| Daftar Tugas |
**1)** Tentukan apakah setiap pernyataan berikut sesuai dengan teks tentang Jamaah Islamiyah, lalu jawab ya atau tidak disertai kutipan kata-kata teks yang menjadi penentunya.
(a) MUI menyatakan bahwa JI tidak ada di Indonesia.
(b) Menteri Agama memberikan komentar kepada pers tentang JI.
(c) Menteri Agama menyebut dirinya sebagai menteri yang mengurusi politik.
**2)** Lanjutkan teks tentang Jamaah Islamiyah mulai dari sesudah kalimat terakhirnya.

| Dokumen |
------------------------------------------------

Jamaah Islamiyah
Senin, 07 Maret 2011 by HULU WADUD
Jamaah Islamiyah, PERSOALANNYA, benar adakah organisasi Jamaah Islamiyah itu? Keraguan akan keberadaan organisasi JI disuarakan banyak pihak. MUI menyatakan JI tidak ada di Indonesia. Menteri Agama tidak melayani pers ketika dimintai komentarnya tentang JI. Ia berkilah, itu urusan politik, sedangkan dirinya menteri agama yang tidak mengurusi politik.

------------------------------------------------

Daftar wilayah beranotasi

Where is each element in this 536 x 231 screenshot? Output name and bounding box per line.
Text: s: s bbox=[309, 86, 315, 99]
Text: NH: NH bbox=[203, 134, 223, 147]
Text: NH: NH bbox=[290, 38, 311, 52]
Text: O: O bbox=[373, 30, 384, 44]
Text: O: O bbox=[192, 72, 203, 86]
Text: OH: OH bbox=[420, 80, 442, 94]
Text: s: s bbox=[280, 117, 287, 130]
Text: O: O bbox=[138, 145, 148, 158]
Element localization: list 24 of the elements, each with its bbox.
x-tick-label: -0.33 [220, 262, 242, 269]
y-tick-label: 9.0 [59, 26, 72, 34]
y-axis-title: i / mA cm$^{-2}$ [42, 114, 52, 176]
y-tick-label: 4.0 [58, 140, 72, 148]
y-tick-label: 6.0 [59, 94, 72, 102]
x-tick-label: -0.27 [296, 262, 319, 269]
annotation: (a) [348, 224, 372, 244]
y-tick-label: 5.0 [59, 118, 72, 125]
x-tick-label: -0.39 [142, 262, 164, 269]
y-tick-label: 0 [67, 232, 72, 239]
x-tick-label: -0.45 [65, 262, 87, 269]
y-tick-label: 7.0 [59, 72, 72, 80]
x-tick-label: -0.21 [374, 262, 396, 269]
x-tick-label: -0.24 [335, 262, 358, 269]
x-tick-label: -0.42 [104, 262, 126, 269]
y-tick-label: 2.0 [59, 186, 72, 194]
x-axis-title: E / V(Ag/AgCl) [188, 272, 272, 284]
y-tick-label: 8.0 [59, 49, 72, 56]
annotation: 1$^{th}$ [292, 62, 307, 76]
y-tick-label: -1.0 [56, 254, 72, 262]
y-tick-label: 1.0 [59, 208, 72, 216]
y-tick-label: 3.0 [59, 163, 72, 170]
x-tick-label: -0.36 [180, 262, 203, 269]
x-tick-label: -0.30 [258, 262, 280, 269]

------------------------------------------------

| Hasil Tugas |
**1)**
(a) Ya: "MUI menyatakan JI tidak ada di Indonesia."
(b) Tidak: "Menteri Agama tidak melayani pers ketika dimintai komentarnya tentang JI."
(c) Tidak: "sedangkan dirinya menteri agama yang tidak mengurusi politik."

**2)**
Jamaah Islamiyah, Abu Bakar Ba’asyir sendiri yang disebut-sebut sebagai pemimpin JI membantah keberadaan organisasi itu. Para aktivis Islam pun hampir semuanya mengeluarkan komentar yang sama: siapa JI? Artinya, JI tidak dikenal di kalangan aktivis Islam sendiri, kecuali:
Pertama, Jamaah Islamiyah di India-Pakistan yang didirikan tokoh reformis kenamaan Abul A’la Al-Maududi. Saat ini, Jamaah Islamiyah Pakistan merupakan salah satu partai politik di Pakistan yang berjuang menegakkan syariat Islam. Dipimpin Qazi Hussein Ahmad, JI Pakistan tampil sebagai oposan utama pemerintahan sekuleris Pakistan.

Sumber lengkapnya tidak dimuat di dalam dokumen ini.